> **AIM**
Show all lines of the listing that hold the word "Major".

> **SOURCE DATA**
◇ ◇ ◇

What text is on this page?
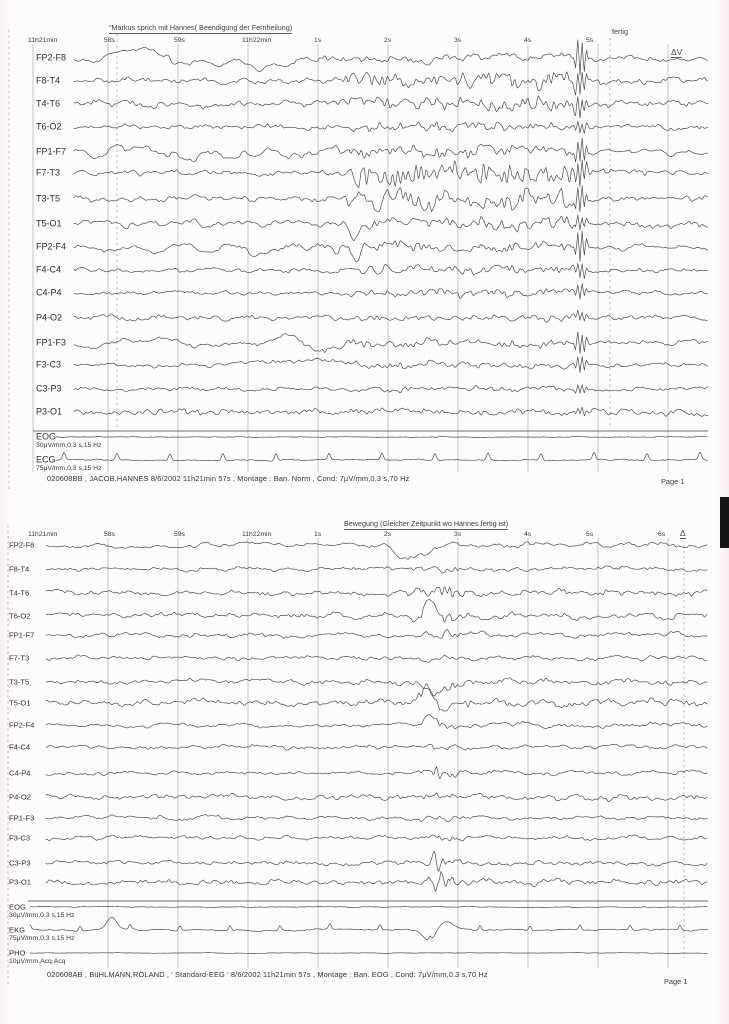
11h21min	58s	59s	11h22min	1s	2s	3s	4s	5s
FP2-F8
F8-T4
T4-T6
T6-O2
FP1-F7
F7-T3
T3-T5
T5-O1
FP2-F4
F4-C4
C4-P4
P4-O2
FP1-F3
F3-C3
C3-P3
P3-O1
EOG
30µV/mm,0.3 s,15 Hz
ECG
75µV/mm,0.3 s,15 Hz
11h21min	58s	59s	11h22min	1s	2s	3s	4s	5s	6s
FP2-F8
F8-T4
T4-T6
T6-O2
FP1-F7
F7-T3
T3-T5
T5-O1
FP2-F4
F4-C4
C4-P4
P4-O2
FP1-F3
F3-C3
C3-P3
P3-O1
EOG
30µV/mm,0.3 s,15 Hz
EKG
75µV/mm,0.3 s,15 Hz
PHO
10µV/mm,Acq,Acq
"Markus sprich mit Hannes( Beendigung der Fernheilung)	fertig
ΔV
Bewegung (Gleicher Zeitpunkt wo Hannes fertig ist)
Δ
020608BB , JACOB,HANNES 8/6/2002 11h21min 57s , Montage : Ban. Norm , Cond: 7µV/mm,0.3 s,70 Hz	Page 1
020608AB , BüHLMANN,ROLAND , ' Standard-EEG ' 8/6/2002 11h21min 57s , Montage : Ban. EOG , Cond: 7µV/mm,0.3 s,70 Hz
Page 1
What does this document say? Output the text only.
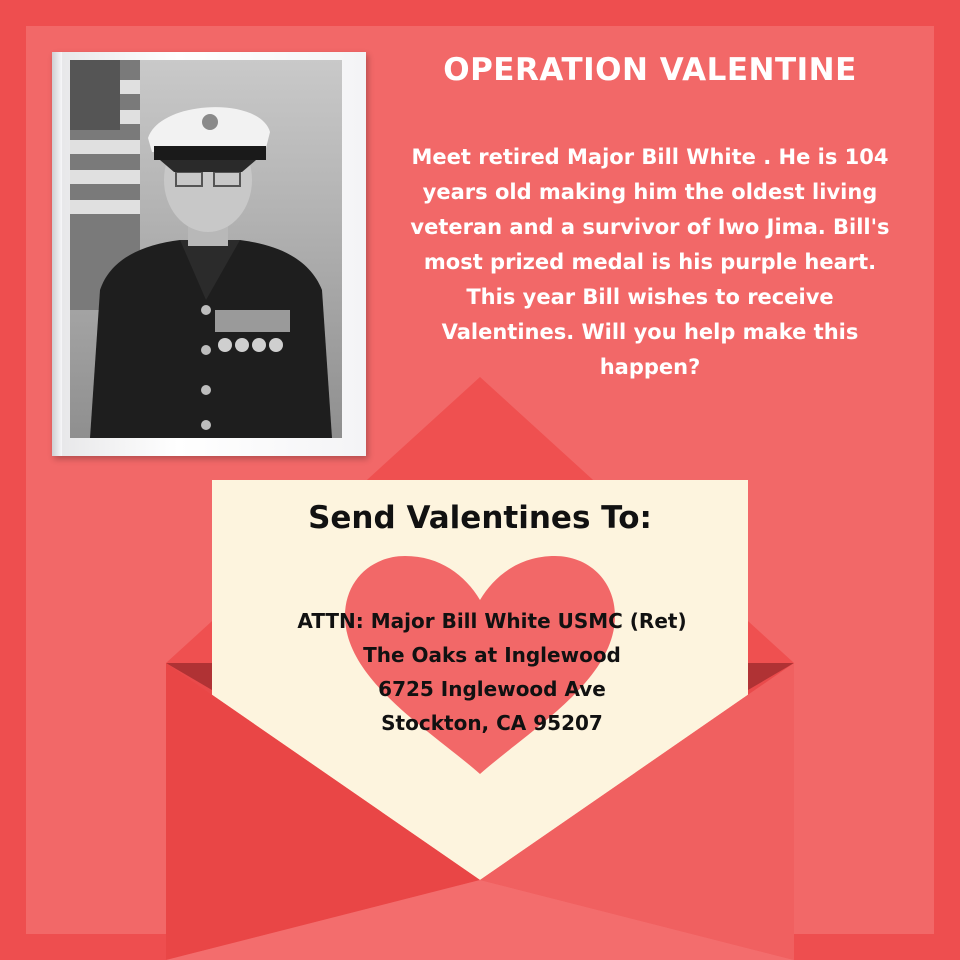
Send Valentines To:
ATTN: Major Bill White USMC (Ret)
The Oaks at Inglewood
6725 Inglewood Ave
Stockton, CA 95207
OPERATION VALENTINE
Meet retired Major Bill White . He is 104
years old making him the oldest living
veteran and a survivor of Iwo Jima. Bill's
most prized medal is his purple heart.
This year Bill wishes to receive
Valentines. Will you help make this
happen?
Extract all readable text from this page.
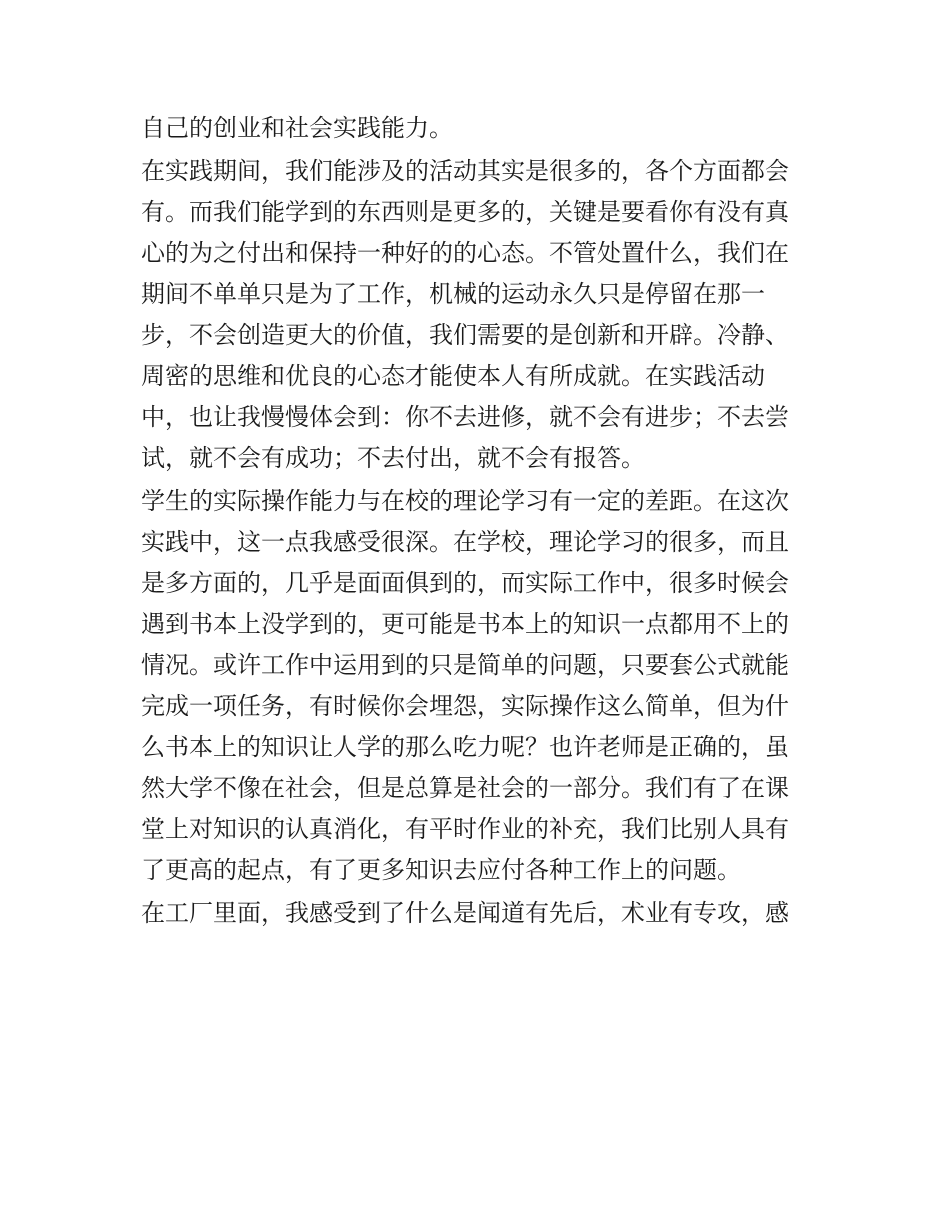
自己的创业和社会实践能力。
在实践期间，我们能涉及的活动其实是很多的，各个方面都会
有。而我们能学到的东西则是更多的，关键是要看你有没有真
心的为之付出和保持一种好的的心态。不管处置什么，我们在
期间不单单只是为了工作，机械的运动永久只是停留在那一
步，不会创造更大的价值，我们需要的是创新和开辟。冷静、
周密的思维和优良的心态才能使本人有所成就。在实践活动
中，也让我慢慢体会到：你不去进修，就不会有进步；不去尝
试，就不会有成功；不去付出，就不会有报答。
学生的实际操作能力与在校的理论学习有一定的差距。在这次
实践中，这一点我感受很深。在学校，理论学习的很多，而且
是多方面的，几乎是面面俱到的，而实际工作中，很多时候会
遇到书本上没学到的，更可能是书本上的知识一点都用不上的
情况。或许工作中运用到的只是简单的问题，只要套公式就能
完成一项任务，有时候你会埋怨，实际操作这么简单，但为什
么书本上的知识让人学的那么吃力呢？也许老师是正确的，虽
然大学不像在社会，但是总算是社会的一部分。我们有了在课
堂上对知识的认真消化，有平时作业的补充，我们比别人具有
了更高的起点，有了更多知识去应付各种工作上的问题。
在工厂里面，我感受到了什么是闻道有先后，术业有专攻，感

◇ ◇ ◇

> **EXERCISE ANSWER**
ATTN: Major Bill White USMC (Ret)
Meet retired Major Bill White . He is 104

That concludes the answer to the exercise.